WHAT THIS TASK INVOLVES:
Gather the lines from the material that contain "Сегодня".

Stored entries:
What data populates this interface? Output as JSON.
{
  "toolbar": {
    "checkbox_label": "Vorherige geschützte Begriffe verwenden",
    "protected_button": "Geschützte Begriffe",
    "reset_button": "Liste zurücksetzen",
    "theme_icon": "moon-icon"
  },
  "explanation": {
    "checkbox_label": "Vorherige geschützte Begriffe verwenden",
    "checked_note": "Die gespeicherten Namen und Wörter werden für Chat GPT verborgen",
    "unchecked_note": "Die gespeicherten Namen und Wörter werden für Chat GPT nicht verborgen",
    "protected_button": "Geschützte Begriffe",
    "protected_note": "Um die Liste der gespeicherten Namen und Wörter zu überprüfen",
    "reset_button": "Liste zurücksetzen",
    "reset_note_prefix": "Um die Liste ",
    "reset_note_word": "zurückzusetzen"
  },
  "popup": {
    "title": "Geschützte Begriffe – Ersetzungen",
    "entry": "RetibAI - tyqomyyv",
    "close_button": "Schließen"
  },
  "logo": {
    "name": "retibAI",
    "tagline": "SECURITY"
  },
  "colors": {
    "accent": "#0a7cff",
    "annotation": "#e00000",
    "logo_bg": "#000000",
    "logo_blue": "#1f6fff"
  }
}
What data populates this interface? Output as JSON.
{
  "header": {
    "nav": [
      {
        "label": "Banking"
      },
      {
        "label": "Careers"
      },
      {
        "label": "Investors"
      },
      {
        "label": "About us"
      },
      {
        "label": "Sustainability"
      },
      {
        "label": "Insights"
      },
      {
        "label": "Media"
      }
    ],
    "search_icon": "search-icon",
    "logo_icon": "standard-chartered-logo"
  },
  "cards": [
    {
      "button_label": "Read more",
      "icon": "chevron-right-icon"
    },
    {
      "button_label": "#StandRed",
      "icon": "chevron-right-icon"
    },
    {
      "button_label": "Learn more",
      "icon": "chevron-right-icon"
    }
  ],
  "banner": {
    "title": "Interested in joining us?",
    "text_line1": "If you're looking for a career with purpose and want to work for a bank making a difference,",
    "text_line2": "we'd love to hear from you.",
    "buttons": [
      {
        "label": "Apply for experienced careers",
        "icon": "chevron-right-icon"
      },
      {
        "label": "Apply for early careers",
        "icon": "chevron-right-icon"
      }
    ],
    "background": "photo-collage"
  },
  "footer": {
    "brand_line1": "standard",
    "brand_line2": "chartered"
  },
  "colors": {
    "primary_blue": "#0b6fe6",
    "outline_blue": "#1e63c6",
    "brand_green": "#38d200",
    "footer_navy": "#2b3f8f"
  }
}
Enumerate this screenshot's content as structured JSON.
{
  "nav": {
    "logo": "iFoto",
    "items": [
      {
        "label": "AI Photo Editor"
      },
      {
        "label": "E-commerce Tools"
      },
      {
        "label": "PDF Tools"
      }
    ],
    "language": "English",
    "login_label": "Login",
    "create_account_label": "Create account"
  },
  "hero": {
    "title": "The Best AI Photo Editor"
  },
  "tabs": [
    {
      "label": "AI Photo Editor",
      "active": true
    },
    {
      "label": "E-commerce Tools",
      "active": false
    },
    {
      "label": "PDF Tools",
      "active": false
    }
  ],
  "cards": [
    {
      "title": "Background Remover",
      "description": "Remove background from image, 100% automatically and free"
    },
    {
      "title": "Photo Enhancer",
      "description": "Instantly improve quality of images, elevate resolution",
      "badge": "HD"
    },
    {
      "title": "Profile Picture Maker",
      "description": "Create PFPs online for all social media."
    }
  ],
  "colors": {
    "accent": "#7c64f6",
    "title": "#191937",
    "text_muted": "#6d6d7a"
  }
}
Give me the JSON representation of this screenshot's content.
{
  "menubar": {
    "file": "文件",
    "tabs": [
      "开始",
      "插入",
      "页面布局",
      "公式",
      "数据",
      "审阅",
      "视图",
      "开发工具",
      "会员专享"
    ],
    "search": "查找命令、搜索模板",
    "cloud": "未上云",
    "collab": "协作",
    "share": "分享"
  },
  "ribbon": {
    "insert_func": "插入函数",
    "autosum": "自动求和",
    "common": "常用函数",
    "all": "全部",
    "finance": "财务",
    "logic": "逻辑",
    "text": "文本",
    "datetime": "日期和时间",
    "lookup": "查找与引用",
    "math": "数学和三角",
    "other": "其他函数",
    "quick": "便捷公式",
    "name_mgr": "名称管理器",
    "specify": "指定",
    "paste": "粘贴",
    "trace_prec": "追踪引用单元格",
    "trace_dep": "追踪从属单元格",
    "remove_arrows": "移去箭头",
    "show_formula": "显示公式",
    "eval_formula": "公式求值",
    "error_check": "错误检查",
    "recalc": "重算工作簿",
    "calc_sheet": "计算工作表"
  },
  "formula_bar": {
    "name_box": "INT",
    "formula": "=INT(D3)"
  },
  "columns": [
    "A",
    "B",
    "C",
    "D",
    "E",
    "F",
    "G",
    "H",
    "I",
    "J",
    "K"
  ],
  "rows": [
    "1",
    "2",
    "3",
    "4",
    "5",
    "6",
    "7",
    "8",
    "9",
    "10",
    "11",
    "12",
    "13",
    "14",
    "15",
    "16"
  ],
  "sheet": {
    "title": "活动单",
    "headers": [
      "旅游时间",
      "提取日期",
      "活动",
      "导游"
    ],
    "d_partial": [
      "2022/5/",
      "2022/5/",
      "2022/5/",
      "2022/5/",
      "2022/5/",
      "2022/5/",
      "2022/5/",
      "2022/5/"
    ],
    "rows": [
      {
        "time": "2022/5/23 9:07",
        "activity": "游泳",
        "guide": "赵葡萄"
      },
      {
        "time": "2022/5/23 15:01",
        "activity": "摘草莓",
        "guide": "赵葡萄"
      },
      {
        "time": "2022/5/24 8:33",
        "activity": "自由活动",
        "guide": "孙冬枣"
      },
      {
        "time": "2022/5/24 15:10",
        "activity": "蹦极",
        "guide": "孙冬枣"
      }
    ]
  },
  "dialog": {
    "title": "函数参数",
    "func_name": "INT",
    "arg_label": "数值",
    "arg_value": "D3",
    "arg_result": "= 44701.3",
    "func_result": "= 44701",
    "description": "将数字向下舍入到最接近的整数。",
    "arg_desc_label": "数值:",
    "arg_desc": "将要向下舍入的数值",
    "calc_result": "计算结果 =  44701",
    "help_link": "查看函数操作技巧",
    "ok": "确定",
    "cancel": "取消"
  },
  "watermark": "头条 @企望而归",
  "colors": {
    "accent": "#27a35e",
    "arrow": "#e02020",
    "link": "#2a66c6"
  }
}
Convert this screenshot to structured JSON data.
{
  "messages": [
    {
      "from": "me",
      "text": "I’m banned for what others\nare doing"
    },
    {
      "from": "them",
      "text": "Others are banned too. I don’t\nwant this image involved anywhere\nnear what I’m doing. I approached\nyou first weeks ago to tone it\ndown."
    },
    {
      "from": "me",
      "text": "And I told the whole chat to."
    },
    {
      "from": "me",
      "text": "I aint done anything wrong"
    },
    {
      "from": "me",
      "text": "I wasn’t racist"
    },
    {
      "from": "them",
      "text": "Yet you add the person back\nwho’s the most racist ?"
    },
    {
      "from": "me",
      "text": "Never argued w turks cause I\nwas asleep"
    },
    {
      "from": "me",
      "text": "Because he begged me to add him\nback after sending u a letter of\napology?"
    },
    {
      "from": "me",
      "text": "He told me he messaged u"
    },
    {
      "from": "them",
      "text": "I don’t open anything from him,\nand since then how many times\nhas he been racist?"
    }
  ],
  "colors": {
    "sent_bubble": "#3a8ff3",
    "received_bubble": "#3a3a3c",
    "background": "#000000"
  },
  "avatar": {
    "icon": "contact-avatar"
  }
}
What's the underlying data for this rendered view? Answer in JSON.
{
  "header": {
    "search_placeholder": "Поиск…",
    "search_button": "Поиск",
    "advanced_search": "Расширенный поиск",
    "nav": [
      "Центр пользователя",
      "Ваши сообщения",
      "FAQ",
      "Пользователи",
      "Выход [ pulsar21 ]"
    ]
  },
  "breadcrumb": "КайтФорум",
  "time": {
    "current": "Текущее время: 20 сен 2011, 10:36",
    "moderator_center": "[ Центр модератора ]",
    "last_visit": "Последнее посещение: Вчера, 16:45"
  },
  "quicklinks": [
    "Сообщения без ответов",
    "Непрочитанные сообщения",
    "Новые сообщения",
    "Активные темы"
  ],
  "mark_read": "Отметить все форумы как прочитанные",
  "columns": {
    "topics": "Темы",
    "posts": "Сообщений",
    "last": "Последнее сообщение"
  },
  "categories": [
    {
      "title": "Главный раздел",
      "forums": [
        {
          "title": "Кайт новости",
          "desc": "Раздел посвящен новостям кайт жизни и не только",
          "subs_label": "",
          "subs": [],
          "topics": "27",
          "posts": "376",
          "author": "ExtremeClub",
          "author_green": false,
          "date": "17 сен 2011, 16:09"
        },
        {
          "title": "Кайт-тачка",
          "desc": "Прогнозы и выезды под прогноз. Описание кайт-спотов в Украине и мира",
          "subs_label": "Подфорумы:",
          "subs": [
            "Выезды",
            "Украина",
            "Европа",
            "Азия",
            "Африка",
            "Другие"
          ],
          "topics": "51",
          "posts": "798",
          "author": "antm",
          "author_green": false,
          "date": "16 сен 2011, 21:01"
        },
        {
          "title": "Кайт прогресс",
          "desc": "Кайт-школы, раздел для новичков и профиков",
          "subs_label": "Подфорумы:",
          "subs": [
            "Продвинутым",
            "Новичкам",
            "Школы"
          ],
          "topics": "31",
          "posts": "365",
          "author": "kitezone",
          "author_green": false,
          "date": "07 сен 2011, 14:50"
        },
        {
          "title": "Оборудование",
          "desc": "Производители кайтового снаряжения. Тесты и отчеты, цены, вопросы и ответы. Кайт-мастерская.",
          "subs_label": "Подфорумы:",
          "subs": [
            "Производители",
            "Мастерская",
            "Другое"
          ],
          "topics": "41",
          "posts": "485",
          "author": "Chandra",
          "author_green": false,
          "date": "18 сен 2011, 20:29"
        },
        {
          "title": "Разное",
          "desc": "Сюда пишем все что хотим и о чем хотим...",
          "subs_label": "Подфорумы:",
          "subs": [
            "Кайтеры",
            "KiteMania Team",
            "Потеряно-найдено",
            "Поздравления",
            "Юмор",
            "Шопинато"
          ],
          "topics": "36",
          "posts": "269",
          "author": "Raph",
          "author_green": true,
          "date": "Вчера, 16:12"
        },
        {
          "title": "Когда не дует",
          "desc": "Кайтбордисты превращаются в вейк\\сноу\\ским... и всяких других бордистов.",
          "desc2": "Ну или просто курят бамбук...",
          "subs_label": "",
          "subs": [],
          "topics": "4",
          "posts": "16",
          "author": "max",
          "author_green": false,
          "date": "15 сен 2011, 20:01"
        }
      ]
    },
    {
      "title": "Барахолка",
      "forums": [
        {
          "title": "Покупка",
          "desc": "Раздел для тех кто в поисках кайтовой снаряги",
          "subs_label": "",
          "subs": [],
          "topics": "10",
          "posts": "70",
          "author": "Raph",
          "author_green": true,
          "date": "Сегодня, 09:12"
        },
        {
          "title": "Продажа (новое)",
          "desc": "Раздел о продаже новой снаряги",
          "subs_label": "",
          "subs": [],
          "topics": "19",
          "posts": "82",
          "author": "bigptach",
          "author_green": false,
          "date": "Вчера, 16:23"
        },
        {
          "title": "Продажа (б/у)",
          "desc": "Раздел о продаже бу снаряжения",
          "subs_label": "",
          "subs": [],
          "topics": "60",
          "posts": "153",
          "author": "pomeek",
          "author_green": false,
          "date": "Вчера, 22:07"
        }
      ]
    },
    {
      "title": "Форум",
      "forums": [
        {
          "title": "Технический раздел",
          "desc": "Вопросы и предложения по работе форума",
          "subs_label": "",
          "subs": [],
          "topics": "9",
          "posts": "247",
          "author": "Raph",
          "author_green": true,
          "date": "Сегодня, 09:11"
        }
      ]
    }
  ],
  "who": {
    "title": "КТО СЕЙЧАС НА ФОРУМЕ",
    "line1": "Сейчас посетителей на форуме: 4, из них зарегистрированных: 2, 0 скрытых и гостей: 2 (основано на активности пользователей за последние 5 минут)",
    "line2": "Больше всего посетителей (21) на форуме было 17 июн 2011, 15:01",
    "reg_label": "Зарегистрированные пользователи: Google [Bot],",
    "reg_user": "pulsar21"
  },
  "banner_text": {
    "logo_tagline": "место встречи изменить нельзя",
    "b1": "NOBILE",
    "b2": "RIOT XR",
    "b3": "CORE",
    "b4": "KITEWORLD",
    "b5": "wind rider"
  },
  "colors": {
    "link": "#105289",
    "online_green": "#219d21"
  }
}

THE RESULT:
          "date": "Сегодня, 09:12"
          "date": "Сегодня, 09:11"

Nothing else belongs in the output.